> Excerpt to read:
Forum search & shortcuts

Dave Bingo - what s...
 

[Closed] Dave Bingo - what sub-species do you know?

Posts: 8165
Free Member
Topic starter
 
[#5842425]

As we all know, there are at least 55,000,000,000 subspecies of Daves.

What types can you claim to know?

I'll start:

Bearded Dave [[s]probably[/s] not the one on the forum]
Portly Dave [actually preferred to be called Fat Dave!]
Dodgy Dave [also called Fat Dave, at you own risk. Still owes me £20]
Dave the Boss [my Dad - actually I'm going to ask him what type of Dave he is today]
Jewish Dave [I don't even know why he's called that!?]

So - Name those Daves!


 
Posted : 10/01/2014 10:46 am
Posts: 5418
Full Member
 

Disco Dave / Dave the Rave - slightly creepy, goes to the gym a lot, was briefly a nightclub photographer / promoter.

> Set exercise 1: Repeat the lines of the records exactly, beginning at the line that contains "Output each element" and stopping after the line that contains "x-tick-label: 2023-06-27 —". Leave out the pictures.

> The data:
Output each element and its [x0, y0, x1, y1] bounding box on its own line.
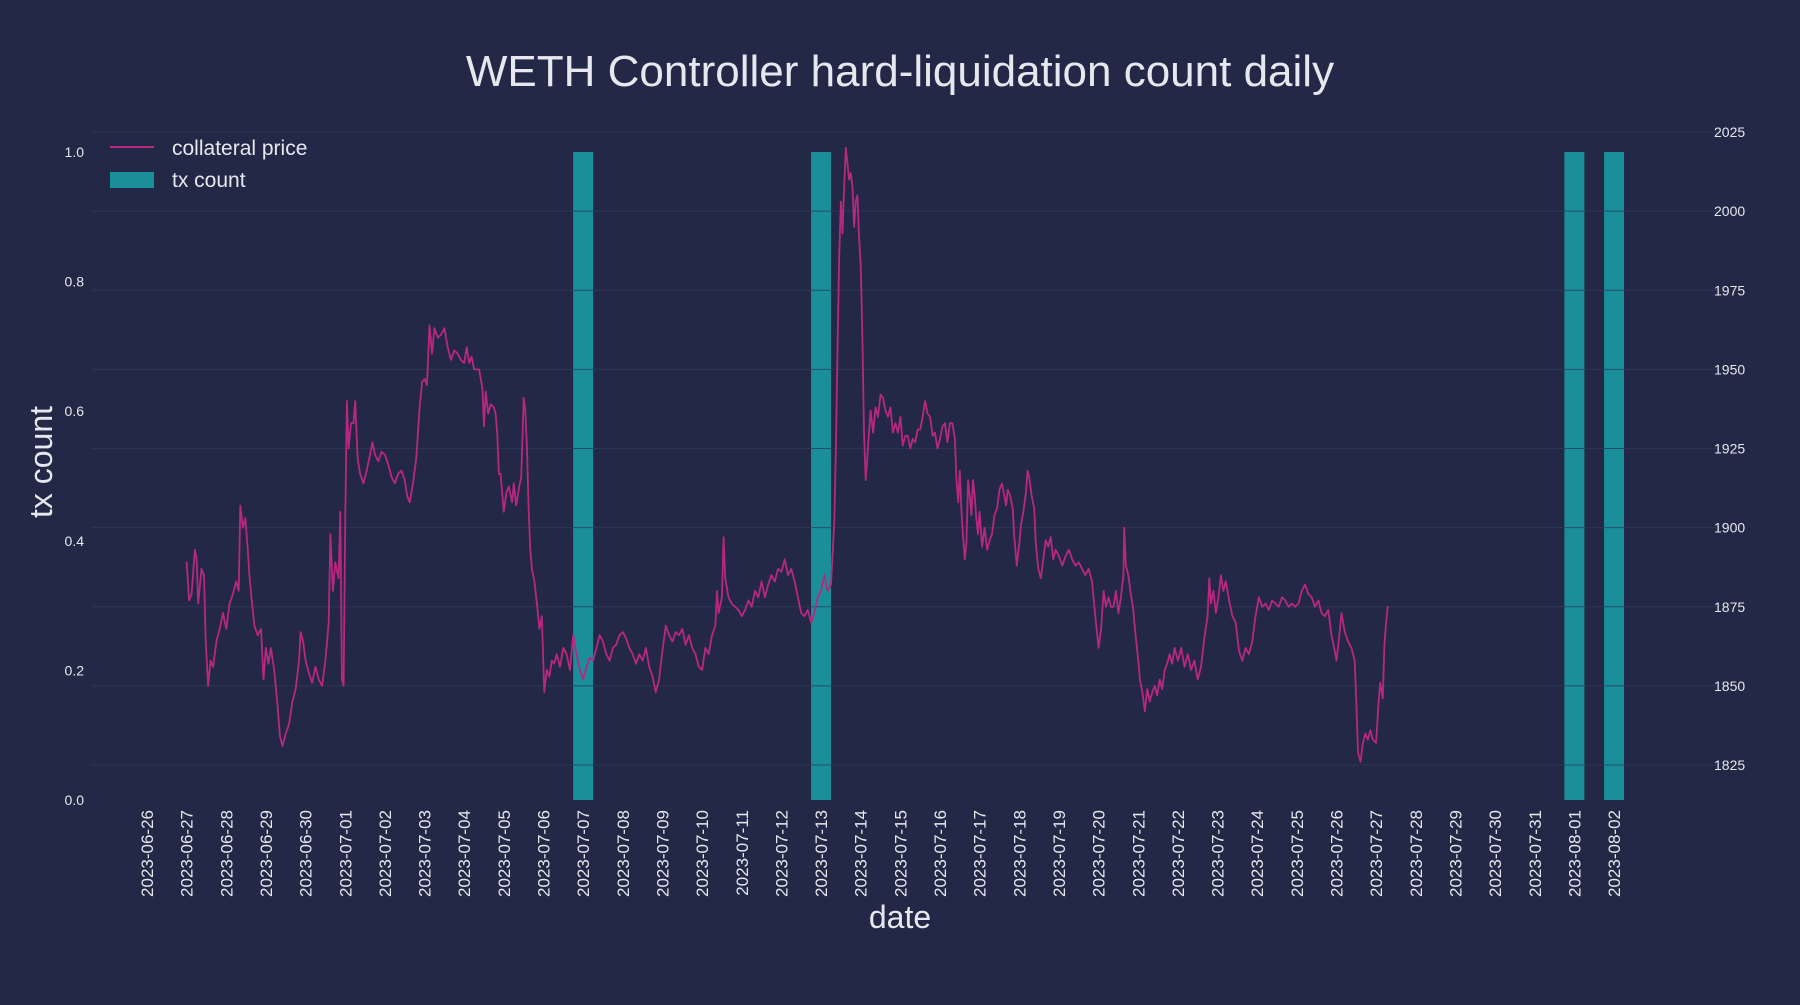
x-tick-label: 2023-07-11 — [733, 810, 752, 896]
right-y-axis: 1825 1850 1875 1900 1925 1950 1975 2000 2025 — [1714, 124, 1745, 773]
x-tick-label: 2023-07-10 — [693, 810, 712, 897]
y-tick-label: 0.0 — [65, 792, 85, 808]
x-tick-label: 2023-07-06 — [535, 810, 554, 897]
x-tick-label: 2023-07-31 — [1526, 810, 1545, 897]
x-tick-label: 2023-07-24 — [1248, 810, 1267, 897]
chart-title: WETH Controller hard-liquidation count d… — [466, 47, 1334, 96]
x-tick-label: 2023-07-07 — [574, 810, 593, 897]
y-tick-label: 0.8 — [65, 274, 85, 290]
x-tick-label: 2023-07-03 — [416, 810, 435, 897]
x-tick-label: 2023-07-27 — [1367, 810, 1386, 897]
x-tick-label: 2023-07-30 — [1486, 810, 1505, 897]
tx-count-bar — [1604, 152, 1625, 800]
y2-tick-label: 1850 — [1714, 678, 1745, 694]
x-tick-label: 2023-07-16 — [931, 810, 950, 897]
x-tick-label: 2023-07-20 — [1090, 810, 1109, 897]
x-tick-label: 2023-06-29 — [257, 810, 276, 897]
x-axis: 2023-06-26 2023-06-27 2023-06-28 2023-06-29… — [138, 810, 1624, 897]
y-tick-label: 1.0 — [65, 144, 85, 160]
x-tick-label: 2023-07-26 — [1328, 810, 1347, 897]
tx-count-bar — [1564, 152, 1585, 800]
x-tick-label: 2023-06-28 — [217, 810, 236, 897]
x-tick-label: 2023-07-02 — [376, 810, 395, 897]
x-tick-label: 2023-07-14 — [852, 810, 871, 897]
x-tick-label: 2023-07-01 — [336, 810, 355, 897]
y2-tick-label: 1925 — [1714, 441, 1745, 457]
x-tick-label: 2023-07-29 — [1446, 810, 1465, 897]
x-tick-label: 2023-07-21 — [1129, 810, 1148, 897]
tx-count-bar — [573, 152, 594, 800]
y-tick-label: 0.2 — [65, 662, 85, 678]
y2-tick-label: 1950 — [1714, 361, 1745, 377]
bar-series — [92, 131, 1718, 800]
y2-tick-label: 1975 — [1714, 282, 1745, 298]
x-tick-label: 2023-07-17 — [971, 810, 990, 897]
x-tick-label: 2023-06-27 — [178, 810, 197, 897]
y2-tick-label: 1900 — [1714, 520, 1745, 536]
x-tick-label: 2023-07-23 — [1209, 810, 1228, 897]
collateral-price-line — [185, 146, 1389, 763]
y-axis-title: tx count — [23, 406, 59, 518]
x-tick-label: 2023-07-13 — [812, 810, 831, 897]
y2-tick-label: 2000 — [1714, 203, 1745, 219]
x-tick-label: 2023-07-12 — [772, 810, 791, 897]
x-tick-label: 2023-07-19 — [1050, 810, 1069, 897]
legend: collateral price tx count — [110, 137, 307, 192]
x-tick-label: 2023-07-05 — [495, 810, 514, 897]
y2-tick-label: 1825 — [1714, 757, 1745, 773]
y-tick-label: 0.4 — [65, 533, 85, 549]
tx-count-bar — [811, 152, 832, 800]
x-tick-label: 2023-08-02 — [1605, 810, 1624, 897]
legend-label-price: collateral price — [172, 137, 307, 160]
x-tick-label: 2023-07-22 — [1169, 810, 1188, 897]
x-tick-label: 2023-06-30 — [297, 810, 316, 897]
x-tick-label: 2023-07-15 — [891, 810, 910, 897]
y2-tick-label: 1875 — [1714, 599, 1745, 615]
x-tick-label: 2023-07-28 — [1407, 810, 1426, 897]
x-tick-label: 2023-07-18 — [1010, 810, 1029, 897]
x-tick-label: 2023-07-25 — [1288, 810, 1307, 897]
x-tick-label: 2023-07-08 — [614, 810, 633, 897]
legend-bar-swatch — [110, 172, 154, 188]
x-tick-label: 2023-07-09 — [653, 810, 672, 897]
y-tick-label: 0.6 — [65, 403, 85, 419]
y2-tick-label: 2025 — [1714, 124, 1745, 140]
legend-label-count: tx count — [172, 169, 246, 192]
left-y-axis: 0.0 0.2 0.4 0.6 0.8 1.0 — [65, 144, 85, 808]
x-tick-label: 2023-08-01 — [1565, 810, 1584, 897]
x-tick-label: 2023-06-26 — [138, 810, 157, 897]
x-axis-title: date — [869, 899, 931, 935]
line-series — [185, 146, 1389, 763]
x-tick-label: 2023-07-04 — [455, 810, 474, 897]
...
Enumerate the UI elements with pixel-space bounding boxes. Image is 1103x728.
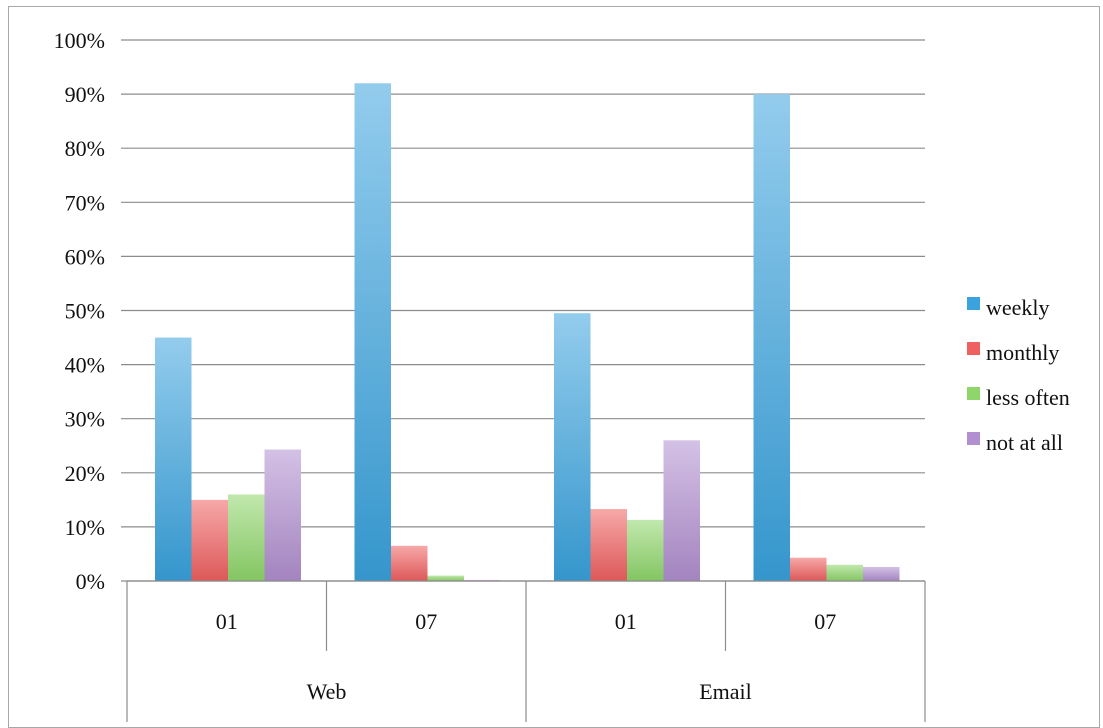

> Set exercise 2: Print the forum thread about Daves exactly, beginning at the words "As we all know, there" and stopping after "Name those Daves!".

> Written answer 1:
Output each element and its [x0, y0, x1, y1] bounding box on its own line.
x-tick-label: 2023-07-11 — [733, 810, 752, 896]
right-y-axis: 1825 1850 1875 1900 1925 1950 1975 2000 2025 — [1714, 124, 1745, 773]
x-tick-label: 2023-07-10 — [693, 810, 712, 897]
y-tick-label: 0.0 — [65, 792, 85, 808]
x-tick-label: 2023-07-06 — [535, 810, 554, 897]
x-tick-label: 2023-07-31 — [1526, 810, 1545, 897]
x-tick-label: 2023-07-24 — [1248, 810, 1267, 897]
chart-title: WETH Controller hard-liquidation count d… — [466, 47, 1334, 96]
x-tick-label: 2023-07-07 — [574, 810, 593, 897]
y-tick-label: 0.8 — [65, 274, 85, 290]
x-tick-label: 2023-07-03 — [416, 810, 435, 897]
x-tick-label: 2023-07-27 — [1367, 810, 1386, 897]
x-tick-label: 2023-07-30 — [1486, 810, 1505, 897]
tx-count-bar — [1604, 152, 1625, 800]
y2-tick-label: 1850 — [1714, 678, 1745, 694]
x-tick-label: 2023-07-16 — [931, 810, 950, 897]
x-tick-label: 2023-07-20 — [1090, 810, 1109, 897]
x-tick-label: 2023-06-29 — [257, 810, 276, 897]
x-axis: 2023-06-26 2023-06-27 2023-06-28 2023-06-29… — [138, 810, 1624, 897]
y-tick-label: 1.0 — [65, 144, 85, 160]
x-tick-label: 2023-07-26 — [1328, 810, 1347, 897]
tx-count-bar — [1564, 152, 1585, 800]
x-tick-label: 2023-06-28 — [217, 810, 236, 897]
x-tick-label: 2023-07-02 — [376, 810, 395, 897]
x-tick-label: 2023-07-14 — [852, 810, 871, 897]
x-tick-label: 2023-07-01 — [336, 810, 355, 897]
y2-tick-label: 1925 — [1714, 441, 1745, 457]
x-tick-label: 2023-07-29 — [1446, 810, 1465, 897]
x-tick-label: 2023-07-21 — [1129, 810, 1148, 897]
tx-count-bar — [573, 152, 594, 800]
y-tick-label: 0.2 — [65, 662, 85, 678]
y2-tick-label: 1950 — [1714, 361, 1745, 377]
bar-series — [92, 131, 1718, 800]
y2-tick-label: 1975 — [1714, 282, 1745, 298]
x-tick-label: 2023-07-17 — [971, 810, 990, 897]
x-tick-label: 2023-06-27 — [178, 810, 197, 897]

> Written answer 2:
As we all know, there are at least 55,000,000,000 subspecies of Daves.

What types can you claim to know?

I'll start:

Bearded Dave [[s]probably[/s] not the one on the forum]
Portly Dave [actually preferred to be called Fat Dave!]
Dodgy Dave [also called Fat Dave, at you own risk. Still owes me £20]
Dave the Boss [my Dad - actually I'm going to ask him what type of Dave he is today]
Jewish Dave [I don't even know why he's called that!?]

So - Name those Daves!